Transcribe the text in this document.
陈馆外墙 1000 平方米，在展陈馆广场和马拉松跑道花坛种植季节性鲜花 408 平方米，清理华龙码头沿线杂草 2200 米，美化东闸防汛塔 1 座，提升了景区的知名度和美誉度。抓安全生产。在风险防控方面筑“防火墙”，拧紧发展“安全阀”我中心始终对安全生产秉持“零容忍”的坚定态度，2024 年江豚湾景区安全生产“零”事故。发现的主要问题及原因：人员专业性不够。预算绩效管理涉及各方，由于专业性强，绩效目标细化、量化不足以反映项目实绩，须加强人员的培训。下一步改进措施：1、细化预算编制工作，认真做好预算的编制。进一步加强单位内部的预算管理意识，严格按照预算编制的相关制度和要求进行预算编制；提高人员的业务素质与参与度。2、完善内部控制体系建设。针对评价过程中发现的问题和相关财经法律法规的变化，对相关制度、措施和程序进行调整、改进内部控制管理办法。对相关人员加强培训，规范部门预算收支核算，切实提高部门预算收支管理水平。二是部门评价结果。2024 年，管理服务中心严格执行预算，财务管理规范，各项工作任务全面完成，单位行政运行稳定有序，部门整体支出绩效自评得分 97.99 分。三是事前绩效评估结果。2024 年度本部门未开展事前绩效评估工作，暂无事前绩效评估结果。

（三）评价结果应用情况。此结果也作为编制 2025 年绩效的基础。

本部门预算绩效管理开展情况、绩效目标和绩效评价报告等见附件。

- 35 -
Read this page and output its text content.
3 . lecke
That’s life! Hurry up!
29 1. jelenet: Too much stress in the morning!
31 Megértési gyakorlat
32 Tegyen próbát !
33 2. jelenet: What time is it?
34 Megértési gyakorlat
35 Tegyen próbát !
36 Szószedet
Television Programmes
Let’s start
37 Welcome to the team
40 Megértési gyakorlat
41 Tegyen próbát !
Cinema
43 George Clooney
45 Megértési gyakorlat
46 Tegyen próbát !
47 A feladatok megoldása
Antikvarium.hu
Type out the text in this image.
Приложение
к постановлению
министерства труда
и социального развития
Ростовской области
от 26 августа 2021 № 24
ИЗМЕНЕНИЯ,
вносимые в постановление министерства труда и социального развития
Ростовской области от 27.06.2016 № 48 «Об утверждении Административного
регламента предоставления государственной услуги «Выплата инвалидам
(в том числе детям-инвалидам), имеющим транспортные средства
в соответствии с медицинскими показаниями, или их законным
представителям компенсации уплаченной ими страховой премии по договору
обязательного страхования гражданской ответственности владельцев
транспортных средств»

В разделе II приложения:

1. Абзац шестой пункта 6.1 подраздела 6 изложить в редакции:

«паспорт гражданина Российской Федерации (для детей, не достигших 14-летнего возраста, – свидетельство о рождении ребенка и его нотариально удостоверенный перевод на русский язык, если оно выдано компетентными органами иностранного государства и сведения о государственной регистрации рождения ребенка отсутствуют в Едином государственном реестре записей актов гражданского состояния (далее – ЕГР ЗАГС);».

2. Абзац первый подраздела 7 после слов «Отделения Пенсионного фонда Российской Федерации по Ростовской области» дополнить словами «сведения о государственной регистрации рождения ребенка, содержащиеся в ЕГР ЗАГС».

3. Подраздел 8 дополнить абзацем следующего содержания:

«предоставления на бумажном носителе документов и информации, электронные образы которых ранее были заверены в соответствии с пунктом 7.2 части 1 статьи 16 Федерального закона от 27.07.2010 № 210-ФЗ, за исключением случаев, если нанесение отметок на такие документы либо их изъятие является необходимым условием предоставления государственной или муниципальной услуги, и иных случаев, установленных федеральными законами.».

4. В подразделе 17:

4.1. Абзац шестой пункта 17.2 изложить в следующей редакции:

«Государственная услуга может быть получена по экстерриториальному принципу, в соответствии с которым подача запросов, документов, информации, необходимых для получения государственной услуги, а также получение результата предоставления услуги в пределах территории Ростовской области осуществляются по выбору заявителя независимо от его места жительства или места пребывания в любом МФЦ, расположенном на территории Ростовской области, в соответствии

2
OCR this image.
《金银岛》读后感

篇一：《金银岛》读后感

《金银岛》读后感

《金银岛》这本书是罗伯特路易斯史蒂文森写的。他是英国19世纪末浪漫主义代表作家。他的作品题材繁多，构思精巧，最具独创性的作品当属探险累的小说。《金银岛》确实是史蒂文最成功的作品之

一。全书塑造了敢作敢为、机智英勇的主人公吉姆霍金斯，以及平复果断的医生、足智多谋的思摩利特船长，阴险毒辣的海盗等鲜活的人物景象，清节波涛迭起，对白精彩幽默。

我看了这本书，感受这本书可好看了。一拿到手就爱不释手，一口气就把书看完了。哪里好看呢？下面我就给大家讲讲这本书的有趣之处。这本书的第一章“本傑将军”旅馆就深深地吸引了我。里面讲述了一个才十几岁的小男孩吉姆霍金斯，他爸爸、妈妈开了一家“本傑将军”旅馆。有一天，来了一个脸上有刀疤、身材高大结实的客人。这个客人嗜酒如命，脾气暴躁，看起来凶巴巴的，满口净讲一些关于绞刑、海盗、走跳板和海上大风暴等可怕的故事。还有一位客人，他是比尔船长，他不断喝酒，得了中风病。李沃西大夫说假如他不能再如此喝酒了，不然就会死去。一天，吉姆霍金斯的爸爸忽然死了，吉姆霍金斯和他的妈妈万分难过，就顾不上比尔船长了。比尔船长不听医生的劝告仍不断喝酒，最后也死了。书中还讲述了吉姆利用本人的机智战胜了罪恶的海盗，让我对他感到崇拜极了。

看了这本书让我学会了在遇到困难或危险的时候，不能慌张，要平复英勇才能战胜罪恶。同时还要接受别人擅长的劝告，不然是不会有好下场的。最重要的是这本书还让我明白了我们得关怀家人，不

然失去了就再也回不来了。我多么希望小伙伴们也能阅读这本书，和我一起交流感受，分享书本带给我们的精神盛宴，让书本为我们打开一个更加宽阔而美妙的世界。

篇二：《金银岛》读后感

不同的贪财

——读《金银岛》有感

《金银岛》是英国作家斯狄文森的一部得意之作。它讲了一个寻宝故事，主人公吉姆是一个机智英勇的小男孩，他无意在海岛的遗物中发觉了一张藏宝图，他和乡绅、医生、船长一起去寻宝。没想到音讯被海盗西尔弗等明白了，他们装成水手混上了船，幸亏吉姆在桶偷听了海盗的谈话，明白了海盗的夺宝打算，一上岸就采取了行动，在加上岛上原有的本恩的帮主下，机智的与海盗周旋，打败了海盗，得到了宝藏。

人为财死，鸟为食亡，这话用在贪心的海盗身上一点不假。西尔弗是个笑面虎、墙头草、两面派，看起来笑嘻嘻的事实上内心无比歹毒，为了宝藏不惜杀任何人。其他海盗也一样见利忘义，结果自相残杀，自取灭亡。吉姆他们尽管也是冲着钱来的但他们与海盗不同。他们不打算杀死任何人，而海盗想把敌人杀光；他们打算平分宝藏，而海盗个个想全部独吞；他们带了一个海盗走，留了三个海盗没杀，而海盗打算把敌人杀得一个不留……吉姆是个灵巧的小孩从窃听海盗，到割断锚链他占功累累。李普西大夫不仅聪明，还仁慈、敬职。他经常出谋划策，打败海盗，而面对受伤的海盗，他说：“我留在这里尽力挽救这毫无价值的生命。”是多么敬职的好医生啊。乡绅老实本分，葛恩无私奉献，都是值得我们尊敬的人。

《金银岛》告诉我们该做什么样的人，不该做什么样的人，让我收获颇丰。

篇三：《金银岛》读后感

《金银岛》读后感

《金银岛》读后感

━━━━━━━━━━

▶ EXERCISE REQUIREMENTS
Using the listing above, pull out all lines that hold the word "социального".

▶ WRITTEN ANSWER
и социального развития
вносимые в постановление министерства труда и социального развития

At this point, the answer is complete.